- Instructions
• a. Copy the portion of the article on the Assange extradition case that starts with the words containing "The WikiLeaks founder’s" and finishes with "the Supreme Court.".
• b. Answer these questions using the article on the Assange extradition case, with each answer on its own line and labeled to match.
(i) How old is Assange?
(ii) Which judge sat with Lord Burnett?
(iii) To which court could Assange still try to take his case?
• c. Summarize the article on the Assange extradition case in two sentences.

- Text section
Britain’s top court has refused WikiLeaks founder Julian Assange permission to appeal against a decision to extradite him to the US to face spying charges.
A Supreme Court spokesperson said that senior judges had refused Assange’s bid to challenge the decision as his case did not raise “an arguable point of law”.
The ruling appears to exhaust Assange’s legal avenues in the UK to avoid extradition, however he could still seek to take his case to the European Court of Human Rights.
The 50-year-old is wanted in America following WikiLeaks’ publication of classified files relating to the Afghanistan and Iraq wars in 2010 and 2011.
US authorities brought a High Court challenge against a January ruling by then-district judge Vanessa Baraitser that Assange should not be sent to the US, in which she cited a real and “oppressive” risk of suicide.
After a two-day hearing, the Lord Chief Justice Lord Burnett, sitting with Lord Justice Holroyde, ruled in favour of the US last year.
The senior judges found that Judge Baraitser had based her decision on the risk of Assange being held in highly restrictive prison conditions if extradited.
However, the US authorities later gave assurances that Assange would not face those strictest measures either pre-trial or post-conviction unless he committed an act in the future that required them.
Lord Burnett previously said that if the original judge had been given those assurances at the time of her ruling, “she would have answered the relevant question differently”.
The WikiLeaks founder’s lawyers had sought to appeal against that decision at the Supreme Court, arguing it raises “serious and important” legal issues.
In January, Lord Burnett, sitting with Lord Justice Holroyde, refused permission for the appeal, adding that the decision of whether to hear the appeal was up to the Supreme Court.
In her January 2021 ruling blocking the extradition, Judge Baraitser found in favour of the US on all issues except Assange‘s mental health.
Assange has previously indicated that he wants to challenge the original judge’s other findings.

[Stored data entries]
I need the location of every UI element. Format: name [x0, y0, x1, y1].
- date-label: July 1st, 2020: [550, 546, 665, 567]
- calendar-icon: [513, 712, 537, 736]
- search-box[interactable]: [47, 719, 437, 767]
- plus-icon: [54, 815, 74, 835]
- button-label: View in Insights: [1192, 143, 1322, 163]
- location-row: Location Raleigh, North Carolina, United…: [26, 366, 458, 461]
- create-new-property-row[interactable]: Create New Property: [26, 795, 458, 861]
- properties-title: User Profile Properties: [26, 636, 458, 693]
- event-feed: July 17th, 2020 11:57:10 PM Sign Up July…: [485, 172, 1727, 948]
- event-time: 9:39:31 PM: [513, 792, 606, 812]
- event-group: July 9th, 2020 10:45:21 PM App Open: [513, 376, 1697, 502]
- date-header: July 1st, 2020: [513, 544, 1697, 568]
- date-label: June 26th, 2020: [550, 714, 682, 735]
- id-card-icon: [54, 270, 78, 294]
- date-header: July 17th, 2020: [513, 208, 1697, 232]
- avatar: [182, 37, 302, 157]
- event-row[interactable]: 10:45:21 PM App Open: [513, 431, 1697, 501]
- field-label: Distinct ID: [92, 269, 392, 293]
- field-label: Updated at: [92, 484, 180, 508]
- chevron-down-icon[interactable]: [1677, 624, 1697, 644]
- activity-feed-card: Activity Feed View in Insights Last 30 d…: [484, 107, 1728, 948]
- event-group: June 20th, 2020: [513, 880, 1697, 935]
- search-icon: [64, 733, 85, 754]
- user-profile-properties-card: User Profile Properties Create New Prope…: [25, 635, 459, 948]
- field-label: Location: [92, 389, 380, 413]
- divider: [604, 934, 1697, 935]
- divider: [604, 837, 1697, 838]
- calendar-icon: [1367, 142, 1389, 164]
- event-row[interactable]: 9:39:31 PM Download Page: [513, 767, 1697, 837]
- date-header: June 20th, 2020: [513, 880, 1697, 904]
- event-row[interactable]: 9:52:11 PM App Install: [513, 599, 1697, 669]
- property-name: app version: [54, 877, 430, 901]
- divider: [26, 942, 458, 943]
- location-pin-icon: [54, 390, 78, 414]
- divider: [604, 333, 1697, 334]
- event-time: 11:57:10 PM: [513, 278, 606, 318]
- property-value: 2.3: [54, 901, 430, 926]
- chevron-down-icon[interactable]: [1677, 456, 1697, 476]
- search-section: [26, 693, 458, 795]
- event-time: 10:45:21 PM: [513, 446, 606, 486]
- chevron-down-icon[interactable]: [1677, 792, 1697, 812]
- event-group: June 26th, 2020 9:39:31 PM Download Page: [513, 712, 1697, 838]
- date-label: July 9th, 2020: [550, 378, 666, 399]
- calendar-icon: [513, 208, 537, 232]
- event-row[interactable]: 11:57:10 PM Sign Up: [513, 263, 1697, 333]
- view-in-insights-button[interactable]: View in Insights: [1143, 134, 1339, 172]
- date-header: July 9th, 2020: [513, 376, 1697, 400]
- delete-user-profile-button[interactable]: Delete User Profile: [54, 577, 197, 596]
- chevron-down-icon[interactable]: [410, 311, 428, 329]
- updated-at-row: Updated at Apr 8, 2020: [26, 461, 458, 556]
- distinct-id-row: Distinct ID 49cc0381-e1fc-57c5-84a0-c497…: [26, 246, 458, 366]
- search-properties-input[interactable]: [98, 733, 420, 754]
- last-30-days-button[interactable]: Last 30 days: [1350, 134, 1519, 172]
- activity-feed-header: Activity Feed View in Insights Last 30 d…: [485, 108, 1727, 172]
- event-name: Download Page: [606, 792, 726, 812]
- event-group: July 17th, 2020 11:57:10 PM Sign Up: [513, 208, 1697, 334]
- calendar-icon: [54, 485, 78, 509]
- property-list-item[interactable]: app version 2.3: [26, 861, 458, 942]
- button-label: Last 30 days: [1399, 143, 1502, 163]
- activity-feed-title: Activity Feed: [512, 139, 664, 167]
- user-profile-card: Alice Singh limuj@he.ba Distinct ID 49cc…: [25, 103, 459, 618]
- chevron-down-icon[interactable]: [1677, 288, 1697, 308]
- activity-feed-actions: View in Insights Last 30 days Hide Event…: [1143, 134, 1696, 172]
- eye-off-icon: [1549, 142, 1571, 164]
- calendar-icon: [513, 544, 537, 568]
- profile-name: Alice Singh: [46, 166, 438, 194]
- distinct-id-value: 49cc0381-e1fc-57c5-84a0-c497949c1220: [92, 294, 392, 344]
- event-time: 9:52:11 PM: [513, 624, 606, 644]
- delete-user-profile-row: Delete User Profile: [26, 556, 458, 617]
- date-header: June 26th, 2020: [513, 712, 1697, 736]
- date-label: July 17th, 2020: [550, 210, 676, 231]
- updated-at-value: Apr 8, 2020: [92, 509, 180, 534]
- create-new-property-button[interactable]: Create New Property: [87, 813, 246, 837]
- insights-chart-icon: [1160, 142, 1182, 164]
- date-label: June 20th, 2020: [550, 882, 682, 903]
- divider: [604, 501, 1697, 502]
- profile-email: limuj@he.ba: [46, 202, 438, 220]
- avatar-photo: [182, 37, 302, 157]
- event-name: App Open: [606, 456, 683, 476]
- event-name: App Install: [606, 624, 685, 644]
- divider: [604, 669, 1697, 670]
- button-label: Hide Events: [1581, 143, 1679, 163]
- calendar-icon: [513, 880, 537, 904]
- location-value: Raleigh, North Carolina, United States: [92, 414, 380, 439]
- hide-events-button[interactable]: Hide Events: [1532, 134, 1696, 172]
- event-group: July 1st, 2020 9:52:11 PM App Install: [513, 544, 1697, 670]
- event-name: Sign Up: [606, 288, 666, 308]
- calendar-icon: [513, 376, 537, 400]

- Solution set
• a.
The WikiLeaks founder’s lawyers had sought to appeal against that decision at the Supreme Court, arguing it raises “serious and important” legal issues.
In January, Lord Burnett, sitting with Lord Justice Holroyde, refused permission for the appeal, adding that the decision of whether to hear the appeal was up to the Supreme Court.

• b.
(i) 50
(ii) Lord Justice Holroyde
(iii) The European Court of Human Rights

• c. Britain's Supreme Court has refused Julian Assange permission to appeal against a decision to extradite him to the US because his case did not raise "an arguable point of law," which appears to exhaust his legal avenues in the UK. The High Court had ruled for the US after American authorities assured that Assange would not face the strictest prison measures, overturning Judge Baraitser's January 2021 decision, which had cited a suicide risk.